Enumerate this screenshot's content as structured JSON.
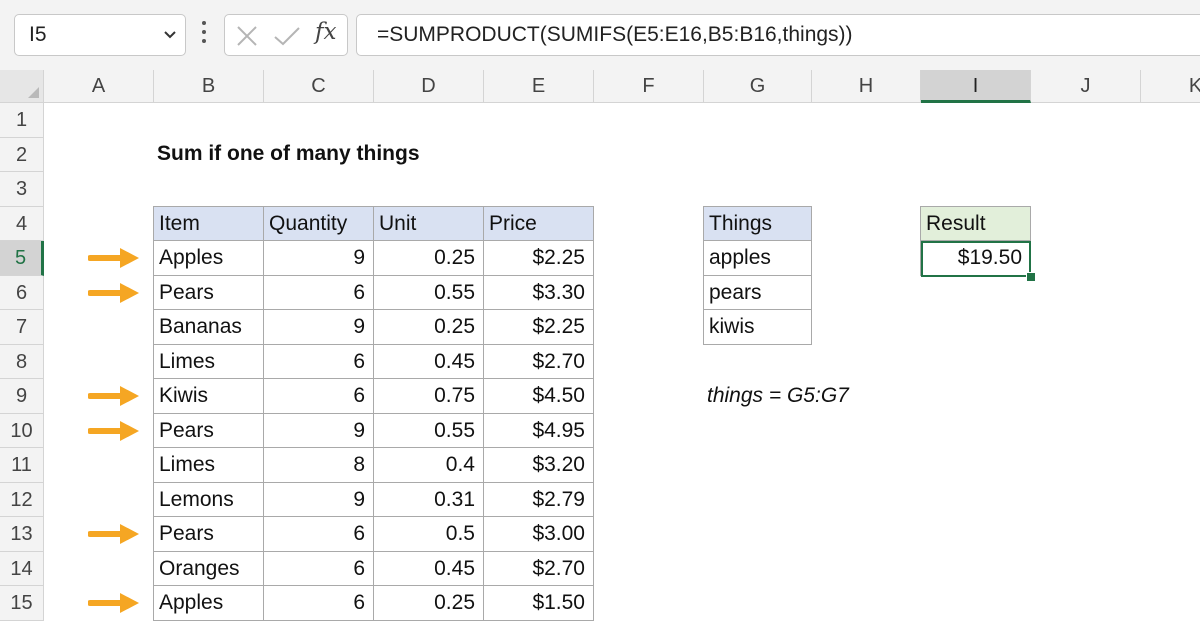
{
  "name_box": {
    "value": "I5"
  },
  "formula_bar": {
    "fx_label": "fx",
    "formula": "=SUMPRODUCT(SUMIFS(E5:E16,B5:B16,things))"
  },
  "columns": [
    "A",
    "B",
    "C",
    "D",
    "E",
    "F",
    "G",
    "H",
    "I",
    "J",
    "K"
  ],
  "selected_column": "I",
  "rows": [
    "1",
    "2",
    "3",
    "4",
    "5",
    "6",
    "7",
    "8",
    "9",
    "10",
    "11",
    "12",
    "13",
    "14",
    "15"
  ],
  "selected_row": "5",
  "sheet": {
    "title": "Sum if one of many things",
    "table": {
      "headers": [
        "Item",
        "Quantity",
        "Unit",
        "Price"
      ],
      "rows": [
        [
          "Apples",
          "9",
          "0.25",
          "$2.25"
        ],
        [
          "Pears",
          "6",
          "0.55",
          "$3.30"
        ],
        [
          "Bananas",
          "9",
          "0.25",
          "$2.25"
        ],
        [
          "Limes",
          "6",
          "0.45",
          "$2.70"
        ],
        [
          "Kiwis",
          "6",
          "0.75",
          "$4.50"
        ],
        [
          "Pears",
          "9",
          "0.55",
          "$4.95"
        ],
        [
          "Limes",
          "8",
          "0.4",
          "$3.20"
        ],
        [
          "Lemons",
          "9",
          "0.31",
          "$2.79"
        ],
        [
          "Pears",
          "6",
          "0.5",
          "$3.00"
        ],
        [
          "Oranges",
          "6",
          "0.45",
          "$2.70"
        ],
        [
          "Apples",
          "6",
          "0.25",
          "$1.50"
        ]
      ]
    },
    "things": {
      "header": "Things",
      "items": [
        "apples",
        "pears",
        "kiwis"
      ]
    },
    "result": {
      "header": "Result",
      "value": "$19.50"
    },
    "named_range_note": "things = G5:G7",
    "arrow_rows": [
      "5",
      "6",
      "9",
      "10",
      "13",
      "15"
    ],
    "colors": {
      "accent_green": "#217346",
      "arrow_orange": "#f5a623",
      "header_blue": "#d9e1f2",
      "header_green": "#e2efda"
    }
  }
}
---
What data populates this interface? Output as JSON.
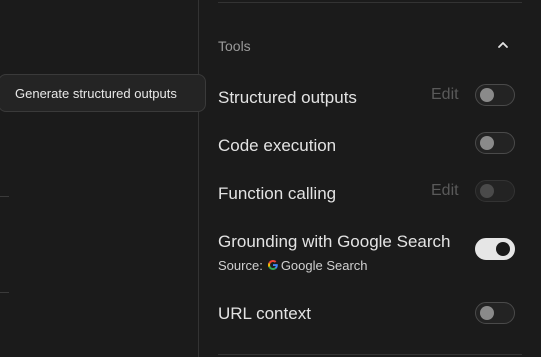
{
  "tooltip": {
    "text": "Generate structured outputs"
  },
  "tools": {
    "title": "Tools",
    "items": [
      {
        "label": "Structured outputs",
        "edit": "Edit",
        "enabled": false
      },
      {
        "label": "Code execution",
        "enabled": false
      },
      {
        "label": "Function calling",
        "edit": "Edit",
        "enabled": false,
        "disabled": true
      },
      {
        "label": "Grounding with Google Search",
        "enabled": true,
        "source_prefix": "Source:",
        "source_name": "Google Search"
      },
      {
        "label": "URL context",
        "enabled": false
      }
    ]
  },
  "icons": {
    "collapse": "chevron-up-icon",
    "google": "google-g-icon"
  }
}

=== The exercise ===
State only the number of lines in these entries that contain "Search".

=== Solved exercise ===
2